Hecha esta interpelación tengo el deber de contestarla diciendo la verdad de lo que yo sé de una manera clara y terminante, aceptando de lleno la responsabilidad que de mis actos me corresponda ...

Para el Ministerio de Relaciones (para la Vicepresidencia de la República) se necesitaba un hombre superior. A mí me pareció que la persona indicada era el señor Limantour.

Así se lo propuse a mi excelente amigo el señor licenciado don Joaquín D. Casasús y lo invité para que procuráramos la importante cooperación del señor licenciado don Olegario Molina para intentar aquella combinación, llevando el convencimiento al señor Presidente y al mismo señor Limantour.

Así lo hicimos. El señor don Olegario Molina fue quien apoyó el proyecto acerca del señor general Díaz, quien estuvo conforme y de allí surgió la orden de suspender e! viaje del señor de la Barra.

Tan pronto como el señor Limantour supo de lo que se trataba se opuso enérgicamente, fue a hablar con el Presidente, y consiguió que se ordenara al señor de la Barra que continuara su viaje a México, y a nosotros nos dio sus razones y nos repitió lo que muchas veces nos había dicho, que era financiero, que se creía capaz de desempeñar como buen administrador la Secretaría de Hacienda; pero que no era político, y que no quería llegar a la Presidencia de la República.

Esta es la verdad de las cosas.

Soy de usted afectísimo amigo y atento servidor.

Enrique C. Creel.


En cuanto a la Secretaría de Gobernación, hubo necesidad de dejarla vacante por algún tiempo, por el siguiente motivo. El general Díaz se sentía moralmente cohibido -no se por qué causa, aunque creo adivinarla-, para encomendar el expresado Ramo a una persona que no fuese del circulo de amigos personales del señor don Teodoro Dehesa, y como estaba convenido entre nosotros que no serían llamados al Ministerio los hombres políticos, se resistió a cubrir por de pronto dicho puesto. Esta situación se prolongó varias semanas, hasta que logré convencerlo de la conveniencia de completar el Ministerio designando alguna persona competente, sobre todo para llevar las negociaciones de paz que ya habían comenzado y que pesaban demasiado sobre mis hombros; y el medio que encontró el Presidente para salir de la dificultad fue confiar la Cartera de Gobernación a otro de los miembros del Gabinete, el licenciado Jorge Vera Estañol, a cuyo cargo siguió también la de Instrucción Pública que estaba desempeñando. Mi afán porque no continuara acéfala la expresada Secretaría de Estado se justificaba también por la apremiante necesidad de que hubiera un Ministro que respondiera ante el Congreso y la opinión pública, de las medidas de orden civil encaminadas a sofocar la insurrección. Demasiado me quemaban, como ascuas, esos asuntos que había yo estado manejando a instancias del general Díaz, para no procurar por lo menos, compartir con otro, si es que no podía eludirla del todo, la responsabilidad moral de una dirección que sólo de una manera muy imperfecta me era posible ejercer.

EJERCICIO A →
Responde con base en el extracto del documento:
(i) ¿De quién procuraron la cooperación Creel y el licenciado Casasús para intentar la combinación?
(ii) Después de que Limantour habló con el Presidente, ¿qué se le ordenó al señor de la Barra?
(iii) ¿A quién confió el Presidente la Cartera de Gobernación?
EJERCICIO B →
Escribe un párrafo que siga al extracto sobre la formación del gabinete del general Díaz, a partir de su última oración.
Los registros no hacen falta para responder.

DATOS PROPORCIONADOS →
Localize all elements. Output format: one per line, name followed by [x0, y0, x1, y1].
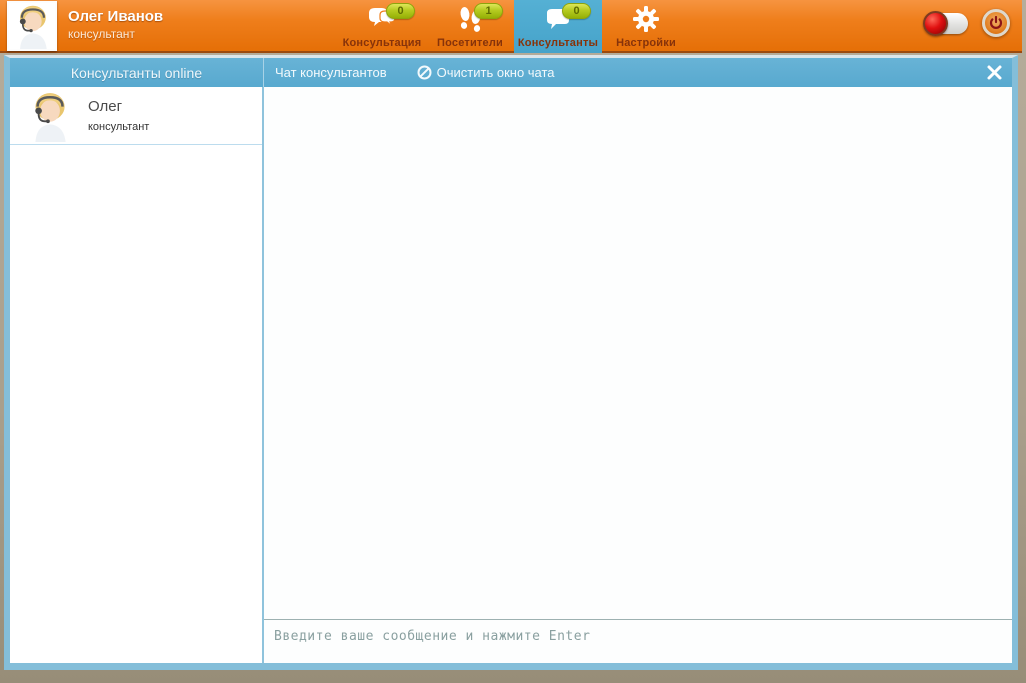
- close-icon[interactable]: [986, 64, 1003, 81]
- power-icon: [989, 16, 1003, 29]
- chat-input-area: [264, 619, 1012, 663]
- status-toggle[interactable]: [923, 10, 968, 36]
- clear-chat-label: Очистить окно чата: [436, 65, 555, 80]
- power-button[interactable]: [982, 9, 1010, 37]
- sidebar-header: Консультанты online: [10, 58, 264, 87]
- consultants-badge: 0: [562, 3, 591, 19]
- tab-consultants[interactable]: 0 Консультанты: [514, 0, 602, 53]
- chat-title: Чат консультантов: [275, 65, 387, 80]
- status-toggle-knob: [923, 10, 948, 36]
- chat-message-log[interactable]: [264, 87, 1012, 619]
- current-user-avatar: [7, 1, 57, 51]
- consultation-badge: 0: [386, 3, 415, 19]
- consultant-avatar: [23, 89, 75, 142]
- panel-header-row: Консультанты online Чат консультантов Оч…: [10, 58, 1012, 87]
- main-nav-tabs: 0 Консультация 1 Посетители 0 Консультан…: [338, 0, 690, 53]
- tab-visitors[interactable]: 1 Посетители: [426, 0, 514, 53]
- chat-header: Чат консультантов Очистить окно чата: [264, 58, 1012, 87]
- consultant-name: Олег: [88, 98, 123, 115]
- desktop-background: Олег Иванов консультант 0 Консультация 1…: [0, 0, 1026, 683]
- consultant-role: консультант: [88, 121, 150, 133]
- tab-consultation-label: Консультация: [342, 37, 422, 49]
- tab-consultants-label: Консультанты: [517, 37, 599, 49]
- gear-icon: [631, 5, 661, 33]
- tab-settings-label: Настройки: [616, 37, 676, 49]
- tab-visitors-label: Посетители: [437, 37, 503, 49]
- consultant-avatar-icon: [9, 3, 55, 49]
- chat-message-input[interactable]: [274, 629, 1002, 644]
- app-window: Олег Иванов консультант 0 Консультация 1…: [0, 0, 1022, 670]
- main-body: Консультанты online Чат консультантов Оч…: [4, 55, 1018, 670]
- visitors-badge: 1: [474, 3, 503, 19]
- consultant-avatar-icon: [23, 90, 75, 142]
- current-user-role: консультант: [68, 27, 135, 41]
- clear-chat-button[interactable]: Очистить окно чата: [417, 65, 555, 80]
- tab-settings[interactable]: Настройки: [602, 0, 690, 53]
- consultant-list-item[interactable]: Олег консультант: [10, 87, 262, 145]
- ban-circle-icon: [417, 65, 432, 80]
- app-header: Олег Иванов консультант 0 Консультация 1…: [0, 0, 1022, 53]
- tab-consultation[interactable]: 0 Консультация: [338, 0, 426, 53]
- consultant-texts: Олег консультант: [88, 98, 149, 133]
- chat-area: [264, 87, 1012, 663]
- consultants-online-list: Олег консультант: [10, 87, 264, 663]
- main-row: Олег консультант: [10, 87, 1012, 663]
- current-user-name: Олег Иванов: [68, 8, 164, 25]
- header-controls: [923, 9, 1010, 37]
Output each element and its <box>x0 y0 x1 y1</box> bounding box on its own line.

RESPUESTA ESCRITA A →
(i) Del licenciado don Olegario Molina.
(ii) Que continuara su viaje a México.
(iii) Al licenciado Jorge Vera Estañol, que siguió también a cargo de Instrucción Pública.

RESPUESTA ESCRITA B →
Ya que he mencionado al señor Dehesa, me parece pertinente agregar algo más que se refiere a él en relación con la formación del Ministerio. El muy transparente deseo del general Díaz de darle cabida en el Gobierno del Centro al elemento dehesista, me puso varias ocasiones en la necesidad de hablarle muy en serio de la absoluta incompatibilidad que existía entre la presencia simultánea de dicho elemento y la de mi persona en el seno del Gabinete. Ya era demasiado grande el sacrificio que se me había pedido de separarme de amigos antiguos, para que todavía se solicitase de mí que formara parte de un Gabinete en el que Dehesa, o un representante suyo, substituyera precisamente a Ramón Corral a quien tanto combatió él, y contra cuya candidatura para la Vicepresidencia de la República acababa, él, Dehesa, de oponer la suya propia. Esta consideración y la fundamental, que era la relativa a la exclusión completa de los hombres políticos del nuevo Ministerio, me parecieron de tal manera convincentes para todo aquel que no tuviera más preocupación que el bien del país, que resolví exponérselas al mismo Dehesa, con la esperanza de que mis explicaciones lo dejaran satisfecho, y de conjurar de ese modo los graves peligros de complicación que temía yo sobrevinieran.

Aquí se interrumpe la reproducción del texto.